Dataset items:
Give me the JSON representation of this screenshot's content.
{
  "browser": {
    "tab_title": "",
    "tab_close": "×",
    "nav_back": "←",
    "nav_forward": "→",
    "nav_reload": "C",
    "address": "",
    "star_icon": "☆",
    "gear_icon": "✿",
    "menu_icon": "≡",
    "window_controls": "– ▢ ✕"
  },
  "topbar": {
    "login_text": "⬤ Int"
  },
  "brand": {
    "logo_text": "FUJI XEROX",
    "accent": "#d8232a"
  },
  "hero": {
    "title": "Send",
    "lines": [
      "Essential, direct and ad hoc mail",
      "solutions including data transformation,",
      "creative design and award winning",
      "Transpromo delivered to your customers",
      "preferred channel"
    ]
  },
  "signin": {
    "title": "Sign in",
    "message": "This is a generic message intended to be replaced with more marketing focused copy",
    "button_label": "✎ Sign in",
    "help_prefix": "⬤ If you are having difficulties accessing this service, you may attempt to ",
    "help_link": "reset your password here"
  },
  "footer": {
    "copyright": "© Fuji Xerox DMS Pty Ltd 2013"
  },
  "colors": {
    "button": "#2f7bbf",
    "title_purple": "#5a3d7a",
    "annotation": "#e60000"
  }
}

■ **STATED EXERCISE**: Write out the full listing exactly as given.

■ **PROBLEM SOLUTION**:
Give me the JSON representation of this screenshot's content.
{
  "browser": {
    "tab_title": "",
    "tab_close": "×",
    "nav_back": "←",
    "nav_forward": "→",
    "nav_reload": "C",
    "address": "",
    "star_icon": "☆",
    "gear_icon": "✿",
    "menu_icon": "≡",
    "window_controls": "– ▢ ✕"
  },
  "topbar": {
    "login_text": "⬤ Int"
  },
  "brand": {
    "logo_text": "FUJI XEROX",
    "accent": "#d8232a"
  },
  "hero": {
    "title": "Send",
    "lines": [
      "Essential, direct and ad hoc mail",
      "solutions including data transformation,",
      "creative design and award winning",
      "Transpromo delivered to your customers",
      "preferred channel"
    ]
  },
  "signin": {
    "title": "Sign in",
    "message": "This is a generic message intended to be replaced with more marketing focused copy",
    "button_label": "✎ Sign in",
    "help_prefix": "⬤ If you are having difficulties accessing this service, you may attempt to ",
    "help_link": "reset your password here"
  },
  "footer": {
    "copyright": "© Fuji Xerox DMS Pty Ltd 2013"
  },
  "colors": {
    "button": "#2f7bbf",
    "title_purple": "#5a3d7a",
    "annotation": "#e60000"
  }
}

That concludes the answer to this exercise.